# [PROBLEM]
Identify all lines of the data containing the string "больного" and copy them.

§ §

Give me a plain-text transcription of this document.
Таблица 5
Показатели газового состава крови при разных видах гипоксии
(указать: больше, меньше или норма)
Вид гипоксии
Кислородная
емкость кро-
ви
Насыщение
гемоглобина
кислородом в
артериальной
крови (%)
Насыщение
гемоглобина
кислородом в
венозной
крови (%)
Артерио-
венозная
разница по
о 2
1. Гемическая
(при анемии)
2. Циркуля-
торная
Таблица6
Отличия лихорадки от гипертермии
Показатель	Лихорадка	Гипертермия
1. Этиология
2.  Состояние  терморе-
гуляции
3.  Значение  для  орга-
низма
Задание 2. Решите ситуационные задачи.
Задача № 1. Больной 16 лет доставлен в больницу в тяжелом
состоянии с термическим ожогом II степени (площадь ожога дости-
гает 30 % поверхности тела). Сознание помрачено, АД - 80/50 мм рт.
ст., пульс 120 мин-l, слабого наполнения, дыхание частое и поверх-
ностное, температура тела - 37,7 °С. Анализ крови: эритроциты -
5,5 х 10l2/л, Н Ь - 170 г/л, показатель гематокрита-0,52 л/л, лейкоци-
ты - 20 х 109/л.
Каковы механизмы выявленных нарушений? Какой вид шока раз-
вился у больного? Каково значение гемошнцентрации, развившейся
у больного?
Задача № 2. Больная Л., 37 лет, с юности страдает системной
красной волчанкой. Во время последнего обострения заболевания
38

§ §

# [OUTPUT OF THE EXERCISE]
вился у больного? Каково значение гемошнцентрации, развившейся
у больного?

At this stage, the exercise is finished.